▶ **WHAT IS REQUIRED**
Nothing but the records themselves, exactly as written, should appear in the reply; leave out the pictures.

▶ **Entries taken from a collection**
____

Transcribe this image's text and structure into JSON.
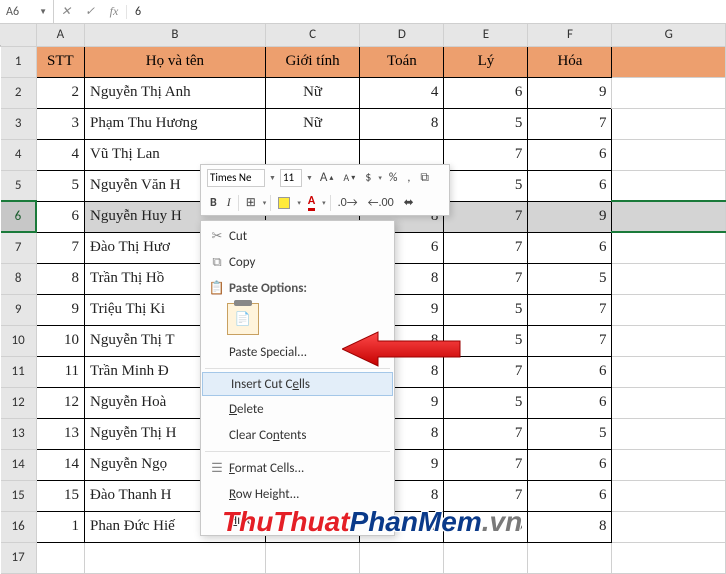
{
  "formula_bar": {
    "name_box": "A6",
    "cancel": "✕",
    "enter": "✓",
    "fx": "fx",
    "value": "6"
  },
  "col_headers": [
    "",
    "A",
    "B",
    "C",
    "D",
    "E",
    "F",
    "G"
  ],
  "header_row": {
    "stt": "STT",
    "name": "Họ và tên",
    "sex": "Giới tính",
    "math": "Toán",
    "phy": "Lý",
    "chem": "Hóa"
  },
  "rows": [
    {
      "n": 2,
      "name": "Nguyễn Thị Anh",
      "sex": "Nữ",
      "math": 4,
      "phy": 6,
      "chem": 9
    },
    {
      "n": 3,
      "name": "Phạm Thu Hương",
      "sex": "Nữ",
      "math": 8,
      "phy": 5,
      "chem": 7
    },
    {
      "n": 4,
      "name": "Vũ Thị Lan",
      "sex": "",
      "math": "",
      "phy": 7,
      "chem": 6
    },
    {
      "n": 5,
      "name": "Nguyễn Văn H",
      "sex": "",
      "math": "",
      "phy": 5,
      "chem": 6
    },
    {
      "n": 6,
      "name": "Nguyễn Huy H",
      "sex": "",
      "math": 8,
      "phy": 7,
      "chem": 9
    },
    {
      "n": 7,
      "name": "Đào Thị Hươ",
      "sex": "",
      "math": 6,
      "phy": 7,
      "chem": 6
    },
    {
      "n": 8,
      "name": "Trần Thị Hồ",
      "sex": "",
      "math": 8,
      "phy": 7,
      "chem": 5
    },
    {
      "n": 9,
      "name": "Triệu Thị Ki",
      "sex": "",
      "math": 9,
      "phy": 5,
      "chem": 7
    },
    {
      "n": 10,
      "name": "Nguyễn Thị T",
      "sex": "",
      "math": 8,
      "phy": 5,
      "chem": 7
    },
    {
      "n": 11,
      "name": "Trần Minh Đ",
      "sex": "",
      "math": 8,
      "phy": 7,
      "chem": 6
    },
    {
      "n": 12,
      "name": "Nguyễn Hoà",
      "sex": "",
      "math": 9,
      "phy": 5,
      "chem": 6
    },
    {
      "n": 13,
      "name": "Nguyễn Thị H",
      "sex": "",
      "math": 8,
      "phy": 7,
      "chem": 5
    },
    {
      "n": 14,
      "name": "Nguyễn Ngọ",
      "sex": "",
      "math": 9,
      "phy": 7,
      "chem": 6
    },
    {
      "n": 15,
      "name": "Đào Thanh H",
      "sex": "",
      "math": 8,
      "phy": 7,
      "chem": 6
    },
    {
      "n": 1,
      "name": "Phan Đức Hiế",
      "sex": "",
      "math": 7,
      "phy": 5,
      "chem": 8
    }
  ],
  "row_labels": [
    "1",
    "2",
    "3",
    "4",
    "5",
    "6",
    "7",
    "8",
    "9",
    "10",
    "11",
    "12",
    "13",
    "14",
    "15",
    "16",
    "17"
  ],
  "mini_toolbar": {
    "font": "Times Ne",
    "size": "11",
    "inc_font": "A",
    "dec_font": "A",
    "currency": "$",
    "percent": "%",
    "comma": ",",
    "format_painter": "⧉",
    "bold": "B",
    "italic": "I",
    "border": "⊞"
  },
  "context_menu": {
    "cut": "Cut",
    "copy": "Copy",
    "paste_hdr": "Paste Options:",
    "paste_special": "Paste Special...",
    "insert_label": "Insert Cut Cells",
    "insert_html": "Insert Cut C<u class='ak'>e</u>lls",
    "delete": "Delete",
    "clear": "Clear Contents",
    "format": "Format Cells...",
    "rowh": "Row Height...",
    "hide": "Hide"
  },
  "watermark": {
    "a": "ThuThuat",
    "b": "PhanMem",
    "c": ".vn"
  }
}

____

▶ **TASK SOLUTION**
Transcribe this image's text and structure into JSON.
{
  "formula_bar": {
    "name_box": "A6",
    "cancel": "✕",
    "enter": "✓",
    "fx": "fx",
    "value": "6"
  },
  "col_headers": [
    "",
    "A",
    "B",
    "C",
    "D",
    "E",
    "F",
    "G"
  ],
  "header_row": {
    "stt": "STT",
    "name": "Họ và tên",
    "sex": "Giới tính",
    "math": "Toán",
    "phy": "Lý",
    "chem": "Hóa"
  },
  "rows": [
    {
      "n": 2,
      "name": "Nguyễn Thị Anh",
      "sex": "Nữ",
      "math": 4,
      "phy": 6,
      "chem": 9
    },
    {
      "n": 3,
      "name": "Phạm Thu Hương",
      "sex": "Nữ",
      "math": 8,
      "phy": 5,
      "chem": 7
    },
    {
      "n": 4,
      "name": "Vũ Thị Lan",
      "sex": "",
      "math": "",
      "phy": 7,
      "chem": 6
    },
    {
      "n": 5,
      "name": "Nguyễn Văn H",
      "sex": "",
      "math": "",
      "phy": 5,
      "chem": 6
    },
    {
      "n": 6,
      "name": "Nguyễn Huy H",
      "sex": "",
      "math": 8,
      "phy": 7,
      "chem": 9
    },
    {
      "n": 7,
      "name": "Đào Thị Hươ",
      "sex": "",
      "math": 6,
      "phy": 7,
      "chem": 6
    },
    {
      "n": 8,
      "name": "Trần Thị Hồ",
      "sex": "",
      "math": 8,
      "phy": 7,
      "chem": 5
    },
    {
      "n": 9,
      "name": "Triệu Thị Ki",
      "sex": "",
      "math": 9,
      "phy": 5,
      "chem": 7
    },
    {
      "n": 10,
      "name": "Nguyễn Thị T",
      "sex": "",
      "math": 8,
      "phy": 5,
      "chem": 7
    },
    {
      "n": 11,
      "name": "Trần Minh Đ",
      "sex": "",
      "math": 8,
      "phy": 7,
      "chem": 6
    },
    {
      "n": 12,
      "name": "Nguyễn Hoà",
      "sex": "",
      "math": 9,
      "phy": 5,
      "chem": 6
    },
    {
      "n": 13,
      "name": "Nguyễn Thị H",
      "sex": "",
      "math": 8,
      "phy": 7,
      "chem": 5
    },
    {
      "n": 14,
      "name": "Nguyễn Ngọ",
      "sex": "",
      "math": 9,
      "phy": 7,
      "chem": 6
    },
    {
      "n": 15,
      "name": "Đào Thanh H",
      "sex": "",
      "math": 8,
      "phy": 7,
      "chem": 6
    },
    {
      "n": 1,
      "name": "Phan Đức Hiế",
      "sex": "",
      "math": 7,
      "phy": 5,
      "chem": 8
    }
  ],
  "row_labels": [
    "1",
    "2",
    "3",
    "4",
    "5",
    "6",
    "7",
    "8",
    "9",
    "10",
    "11",
    "12",
    "13",
    "14",
    "15",
    "16",
    "17"
  ],
  "mini_toolbar": {
    "font": "Times Ne",
    "size": "11",
    "inc_font": "A",
    "dec_font": "A",
    "currency": "$",
    "percent": "%",
    "comma": ",",
    "format_painter": "⧉",
    "bold": "B",
    "italic": "I",
    "border": "⊞"
  },
  "context_menu": {
    "cut": "Cut",
    "copy": "Copy",
    "paste_hdr": "Paste Options:",
    "paste_special": "Paste Special...",
    "insert_label": "Insert Cut Cells",
    "insert_html": "Insert Cut C<u class='ak'>e</u>lls",
    "delete": "Delete",
    "clear": "Clear Contents",
    "format": "Format Cells...",
    "rowh": "Row Height...",
    "hide": "Hide"
  },
  "watermark": {
    "a": "ThuThuat",
    "b": "PhanMem",
    "c": ".vn"
  }
}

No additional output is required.